- _Work to complete_: Count how many lines hold the string "symptoms". Answer with that number and nothing more.

* * *

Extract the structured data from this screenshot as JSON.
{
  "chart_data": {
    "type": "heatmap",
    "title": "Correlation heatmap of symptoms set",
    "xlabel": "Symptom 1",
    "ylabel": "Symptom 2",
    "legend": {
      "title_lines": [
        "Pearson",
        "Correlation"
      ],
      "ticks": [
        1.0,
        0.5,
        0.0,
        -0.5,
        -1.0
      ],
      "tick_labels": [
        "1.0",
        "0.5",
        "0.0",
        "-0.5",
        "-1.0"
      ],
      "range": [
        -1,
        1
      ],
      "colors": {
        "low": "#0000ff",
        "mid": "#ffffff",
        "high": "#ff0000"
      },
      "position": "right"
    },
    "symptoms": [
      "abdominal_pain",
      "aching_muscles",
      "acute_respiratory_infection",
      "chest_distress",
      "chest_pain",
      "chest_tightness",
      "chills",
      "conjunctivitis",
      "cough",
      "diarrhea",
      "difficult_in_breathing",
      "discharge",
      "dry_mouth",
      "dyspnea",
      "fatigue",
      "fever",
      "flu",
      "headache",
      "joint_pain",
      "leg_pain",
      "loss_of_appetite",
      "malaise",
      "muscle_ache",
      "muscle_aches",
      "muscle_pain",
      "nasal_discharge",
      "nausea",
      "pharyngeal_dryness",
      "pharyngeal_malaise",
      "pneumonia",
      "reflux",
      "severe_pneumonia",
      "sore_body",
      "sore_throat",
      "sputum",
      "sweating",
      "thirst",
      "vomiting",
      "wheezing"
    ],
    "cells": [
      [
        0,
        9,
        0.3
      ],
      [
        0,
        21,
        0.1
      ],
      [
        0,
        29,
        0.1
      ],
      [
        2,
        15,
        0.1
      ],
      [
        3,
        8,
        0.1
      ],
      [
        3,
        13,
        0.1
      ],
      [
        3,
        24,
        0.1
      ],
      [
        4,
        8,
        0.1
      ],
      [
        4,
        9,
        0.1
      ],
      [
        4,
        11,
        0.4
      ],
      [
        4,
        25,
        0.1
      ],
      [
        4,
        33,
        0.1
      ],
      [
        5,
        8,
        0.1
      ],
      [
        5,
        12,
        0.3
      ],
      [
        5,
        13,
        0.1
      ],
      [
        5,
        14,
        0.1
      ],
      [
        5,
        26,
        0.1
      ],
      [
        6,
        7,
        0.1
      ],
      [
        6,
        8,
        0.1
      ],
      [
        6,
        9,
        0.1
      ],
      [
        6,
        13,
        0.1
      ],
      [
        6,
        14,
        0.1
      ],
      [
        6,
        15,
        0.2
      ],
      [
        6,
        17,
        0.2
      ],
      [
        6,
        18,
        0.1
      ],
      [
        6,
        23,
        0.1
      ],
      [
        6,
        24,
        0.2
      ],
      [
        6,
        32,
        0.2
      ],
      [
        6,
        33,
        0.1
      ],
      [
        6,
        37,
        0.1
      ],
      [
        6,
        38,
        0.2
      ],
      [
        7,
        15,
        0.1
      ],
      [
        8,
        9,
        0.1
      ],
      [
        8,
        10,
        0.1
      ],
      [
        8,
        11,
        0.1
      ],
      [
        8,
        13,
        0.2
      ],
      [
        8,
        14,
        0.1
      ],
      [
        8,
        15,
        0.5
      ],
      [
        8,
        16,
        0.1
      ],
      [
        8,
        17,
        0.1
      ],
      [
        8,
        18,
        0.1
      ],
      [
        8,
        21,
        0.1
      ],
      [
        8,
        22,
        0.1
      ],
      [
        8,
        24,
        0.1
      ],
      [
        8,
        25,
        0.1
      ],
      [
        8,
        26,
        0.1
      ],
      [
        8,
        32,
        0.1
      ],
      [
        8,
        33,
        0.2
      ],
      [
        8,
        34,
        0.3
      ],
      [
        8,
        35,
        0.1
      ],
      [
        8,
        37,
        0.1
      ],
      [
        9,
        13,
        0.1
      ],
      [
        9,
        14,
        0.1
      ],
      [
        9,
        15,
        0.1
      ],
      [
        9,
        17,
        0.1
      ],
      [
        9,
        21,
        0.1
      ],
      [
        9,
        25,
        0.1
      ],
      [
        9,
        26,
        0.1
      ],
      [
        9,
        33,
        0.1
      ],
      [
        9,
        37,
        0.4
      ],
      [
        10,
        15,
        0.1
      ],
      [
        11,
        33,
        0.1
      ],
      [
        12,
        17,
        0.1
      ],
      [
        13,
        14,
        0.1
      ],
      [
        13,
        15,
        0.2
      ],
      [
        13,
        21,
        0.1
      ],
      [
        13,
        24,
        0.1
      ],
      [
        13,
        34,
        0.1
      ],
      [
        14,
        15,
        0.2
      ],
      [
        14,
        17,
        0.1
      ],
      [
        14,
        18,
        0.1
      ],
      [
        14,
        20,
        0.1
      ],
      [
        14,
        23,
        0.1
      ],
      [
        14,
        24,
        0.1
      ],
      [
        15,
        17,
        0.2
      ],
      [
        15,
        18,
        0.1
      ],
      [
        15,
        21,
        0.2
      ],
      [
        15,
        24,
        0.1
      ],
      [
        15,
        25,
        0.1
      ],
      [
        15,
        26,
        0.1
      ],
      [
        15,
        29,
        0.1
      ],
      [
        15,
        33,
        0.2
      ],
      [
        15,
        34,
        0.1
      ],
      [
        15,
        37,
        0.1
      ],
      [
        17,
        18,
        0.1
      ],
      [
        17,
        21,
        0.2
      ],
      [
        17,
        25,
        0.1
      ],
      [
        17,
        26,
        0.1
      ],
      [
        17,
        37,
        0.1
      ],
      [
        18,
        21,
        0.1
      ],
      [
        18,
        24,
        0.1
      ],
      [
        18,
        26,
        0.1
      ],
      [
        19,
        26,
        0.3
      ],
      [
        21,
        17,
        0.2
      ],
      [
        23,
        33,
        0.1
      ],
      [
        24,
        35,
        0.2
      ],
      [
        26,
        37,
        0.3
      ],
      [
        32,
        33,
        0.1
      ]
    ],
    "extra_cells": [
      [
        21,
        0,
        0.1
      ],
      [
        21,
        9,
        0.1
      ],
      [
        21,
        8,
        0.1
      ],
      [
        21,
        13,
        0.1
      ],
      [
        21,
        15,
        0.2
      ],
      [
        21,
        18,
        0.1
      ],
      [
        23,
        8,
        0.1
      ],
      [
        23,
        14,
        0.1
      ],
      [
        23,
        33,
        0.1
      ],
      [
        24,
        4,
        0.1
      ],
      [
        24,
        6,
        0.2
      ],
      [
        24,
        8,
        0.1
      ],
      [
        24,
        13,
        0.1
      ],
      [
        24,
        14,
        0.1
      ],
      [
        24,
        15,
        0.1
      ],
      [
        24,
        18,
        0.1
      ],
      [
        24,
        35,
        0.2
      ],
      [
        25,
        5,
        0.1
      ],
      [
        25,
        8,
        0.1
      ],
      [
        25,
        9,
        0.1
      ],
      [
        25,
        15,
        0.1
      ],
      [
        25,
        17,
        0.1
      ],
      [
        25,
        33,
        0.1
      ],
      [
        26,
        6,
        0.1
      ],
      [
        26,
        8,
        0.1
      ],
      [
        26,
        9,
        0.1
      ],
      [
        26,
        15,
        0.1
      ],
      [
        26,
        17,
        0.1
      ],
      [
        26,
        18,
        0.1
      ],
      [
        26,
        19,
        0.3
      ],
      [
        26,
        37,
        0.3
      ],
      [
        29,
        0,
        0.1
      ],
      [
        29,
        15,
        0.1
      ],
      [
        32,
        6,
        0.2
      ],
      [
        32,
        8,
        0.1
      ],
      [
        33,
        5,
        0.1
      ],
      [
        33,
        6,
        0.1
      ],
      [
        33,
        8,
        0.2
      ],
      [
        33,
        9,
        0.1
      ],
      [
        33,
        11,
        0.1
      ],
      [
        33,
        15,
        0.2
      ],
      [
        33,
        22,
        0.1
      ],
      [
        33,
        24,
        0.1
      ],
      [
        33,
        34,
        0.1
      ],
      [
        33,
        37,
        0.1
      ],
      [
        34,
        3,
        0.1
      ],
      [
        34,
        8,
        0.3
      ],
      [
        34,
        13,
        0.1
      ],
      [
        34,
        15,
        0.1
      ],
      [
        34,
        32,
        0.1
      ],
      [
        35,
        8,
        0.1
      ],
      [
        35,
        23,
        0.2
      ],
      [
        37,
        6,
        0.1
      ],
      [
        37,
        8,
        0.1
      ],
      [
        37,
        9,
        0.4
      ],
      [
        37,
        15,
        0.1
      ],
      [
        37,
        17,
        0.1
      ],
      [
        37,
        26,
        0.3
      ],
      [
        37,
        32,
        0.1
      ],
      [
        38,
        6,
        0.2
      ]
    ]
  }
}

* * *

- _Exercise answer_: 2